▸ Problem
List, from the lines below, each one with "Familljen" in it.

----- Task input

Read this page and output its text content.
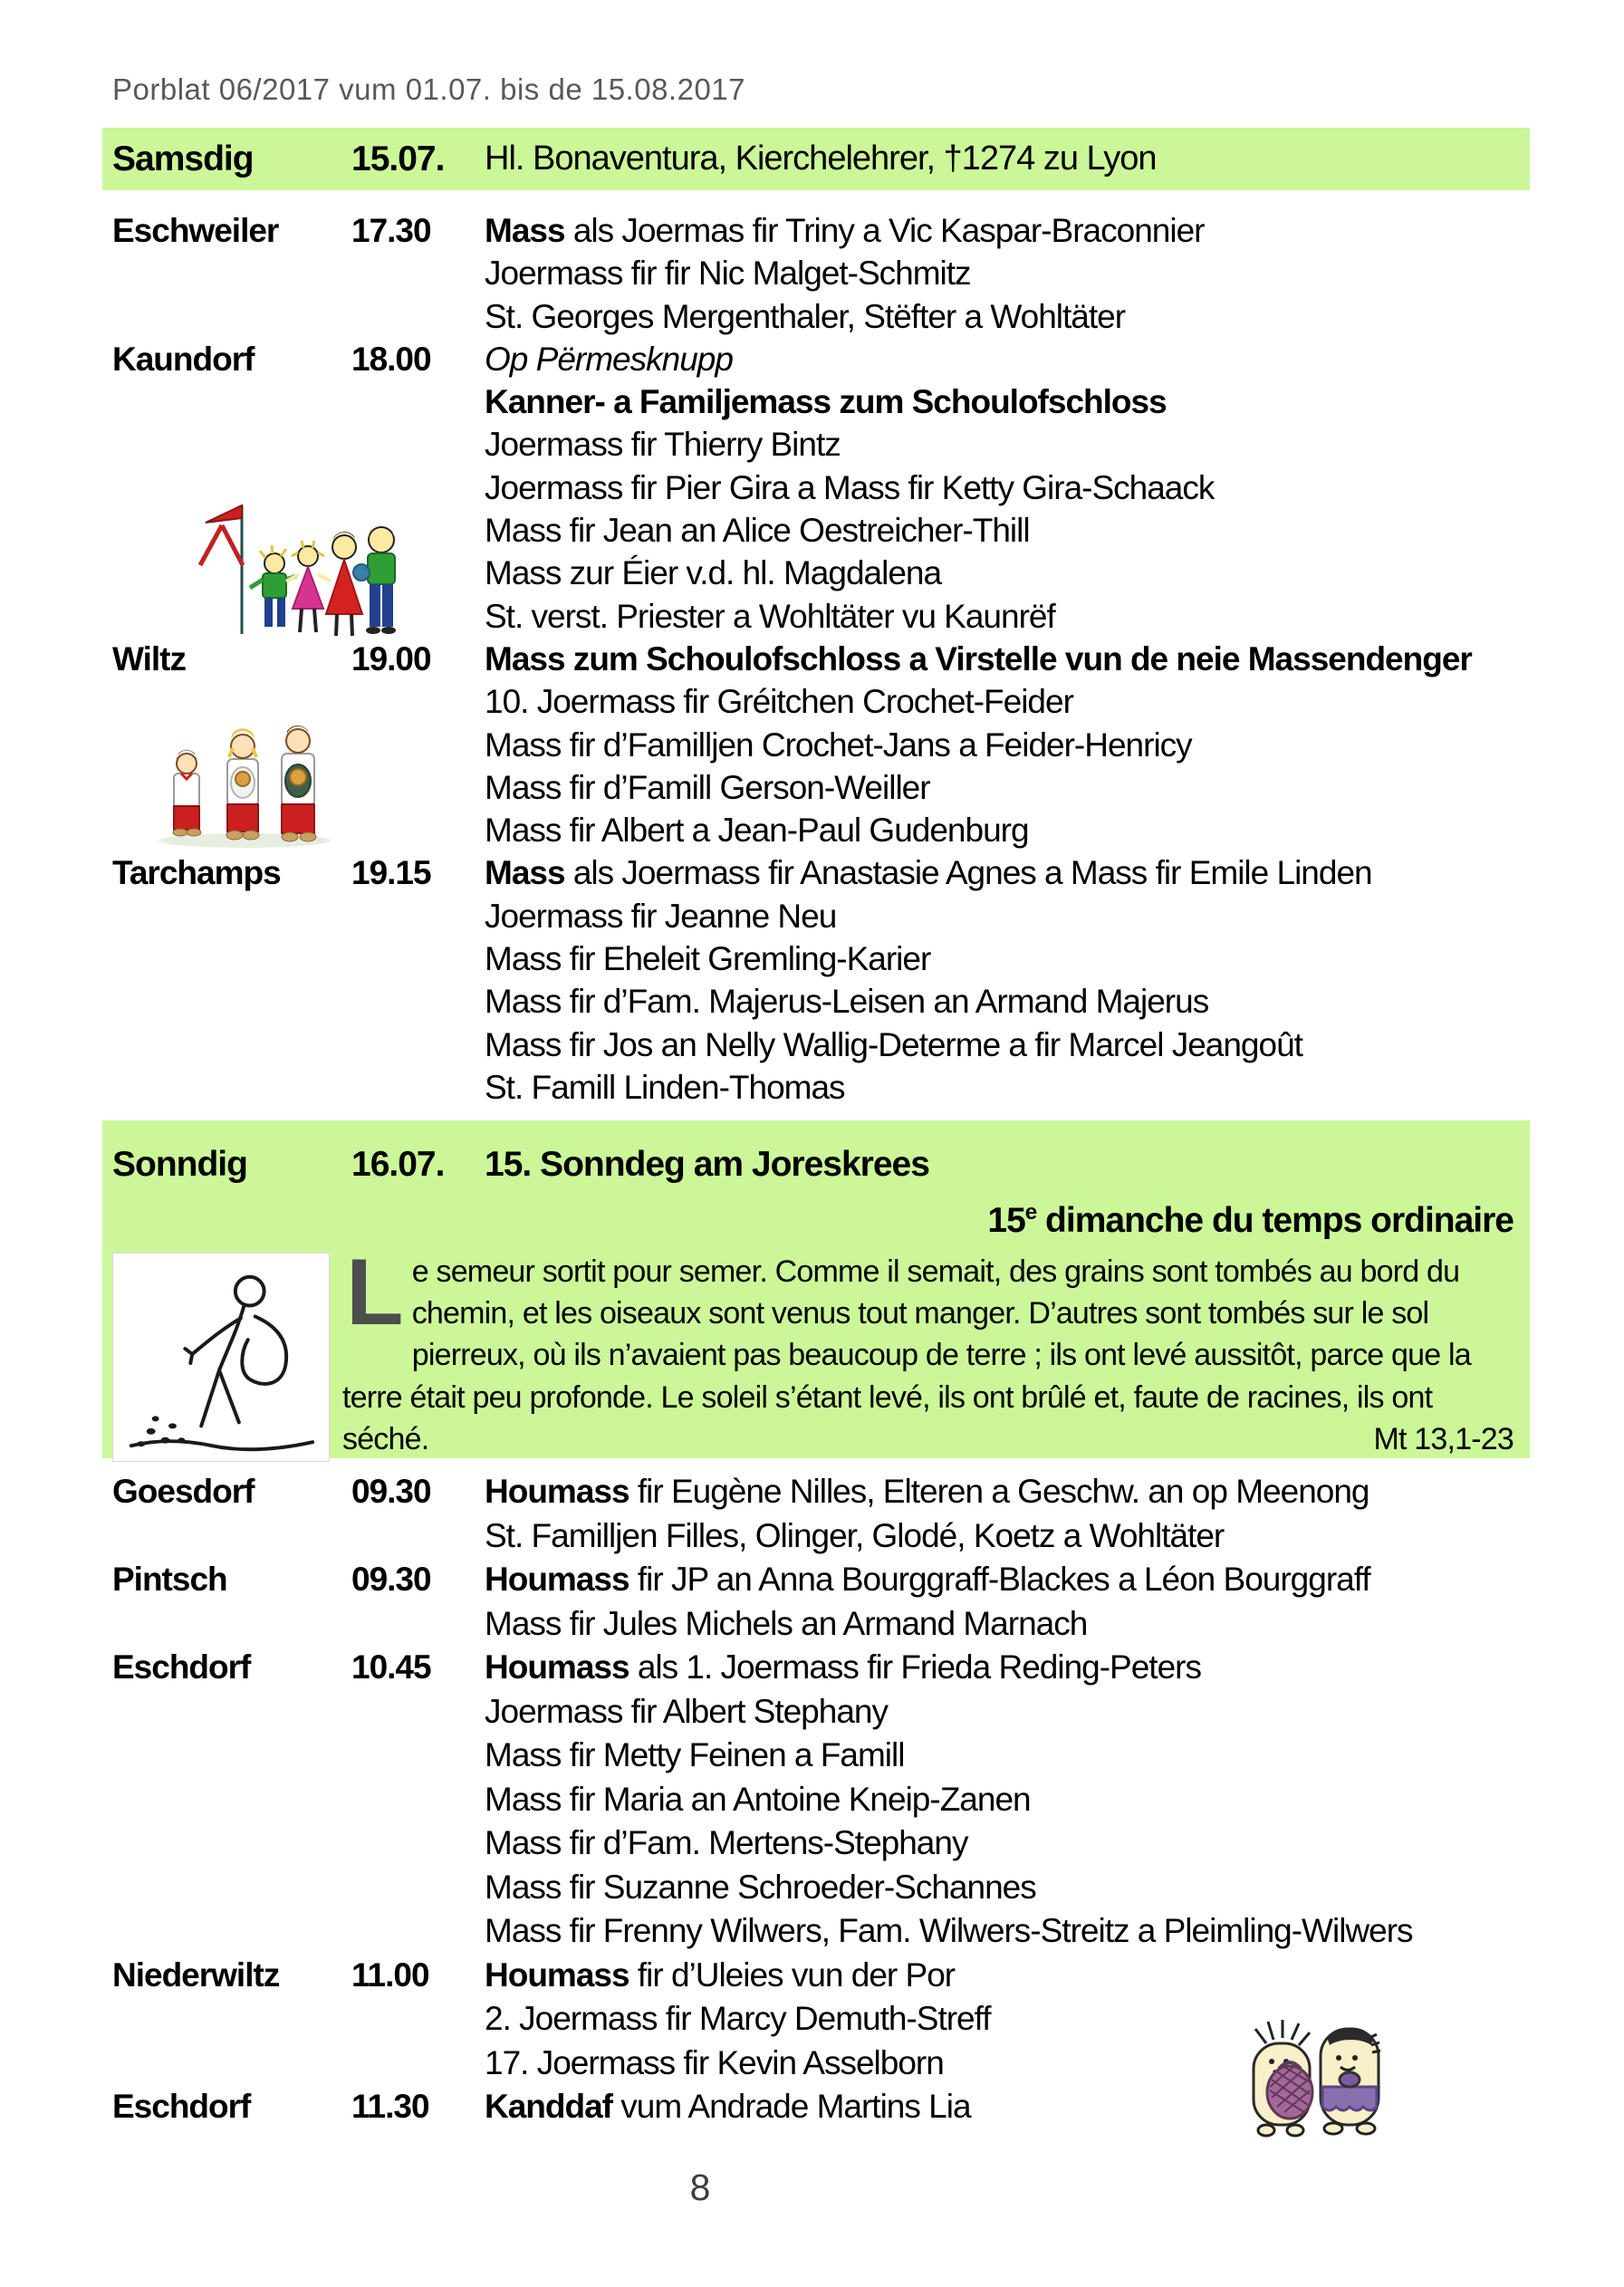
Porblat 06/2017 vum 01.07. bis de 15.08.2017
Samsdig	15.07.	Hl. Bonaventura, Kierchelehrer, †1274 zu Lyon
Eschweiler	17.30	Mass als Joermas fir Triny a Vic Kaspar-Braconnier
Joermass fir fir Nic Malget-Schmitz
St. Georges Mergenthaler, Stëfter a Wohltäter
Kaundorf	18.00	Op Përmesknupp
Kanner- a Familjemass zum Schoulofschloss
Joermass fir Thierry Bintz
Joermass fir Pier Gira a Mass fir Ketty Gira-Schaack
Mass fir Jean an Alice Oestreicher-Thill
Mass zur Éier v.d. hl. Magdalena
St. verst. Priester a Wohltäter vu Kaunrëf
Wiltz	19.00	Mass zum Schoulofschloss a Virstelle vun de neie Massendenger
10. Joermass fir Gréitchen Crochet-Feider
Mass fir d’Familljen Crochet-Jans a Feider-Henricy
Mass fir d’Famill Gerson-Weiller
Mass fir Albert a Jean-Paul Gudenburg
Tarchamps	19.15	Mass als Joermass fir Anastasie Agnes a Mass fir Emile Linden
Joermass fir Jeanne Neu
Mass fir Eheleit Gremling-Karier
Mass fir d’Fam. Majerus-Leisen an Armand Majerus
Mass fir Jos an Nelly Wallig-Determe a fir Marcel Jeangoût
St. Famill Linden-Thomas
Sonndig	16.07.	15. Sonndeg am Joreskrees
15e dimanche du temps ordinaire
Le semeur sortit pour semer. Comme il semait, des grains sont tombés au bord du chemin, et les oiseaux sont venus tout manger. D’autres sont tombés sur le sol pierreux, où ils n’avaient pas beaucoup de terre ; ils ont levé aussitôt, parce que la terre était peu profonde. Le soleil s’étant levé, ils ont brûlé et, faute de racines, ils ont séché.	Mt 13,1-23
Goesdorf	09.30	Houmass fir Eugène Nilles, Elteren a Geschw. an op Meenong
St. Familljen Filles, Olinger, Glodé, Koetz a Wohltäter
Pintsch	09.30	Houmass fir JP an Anna Bourggraff-Blackes a Léon Bourggraff
Mass fir Jules Michels an Armand Marnach
Eschdorf	10.45	Houmass als 1. Joermass fir Frieda Reding-Peters
Joermass fir Albert Stephany
Mass fir Metty Feinen a Famill
Mass fir Maria an Antoine Kneip-Zanen
Mass fir d’Fam. Mertens-Stephany
Mass fir Suzanne Schroeder-Schannes
Mass fir Frenny Wilwers, Fam. Wilwers-Streitz a Pleimling-Wilwers
Niederwiltz	11.00	Houmass fir d’Uleies vun der Por
2. Joermass fir Marcy Demuth-Streff
17. Joermass fir Kevin Asselborn
Eschdorf	11.30	Kanddaf vum Andrade Martins Lia
8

----------

▸ Written response
Mass fir d’Familljen Crochet-Jans a Feider-Henricy
St. Familljen Filles, Olinger, Glodé, Koetz a Wohltäter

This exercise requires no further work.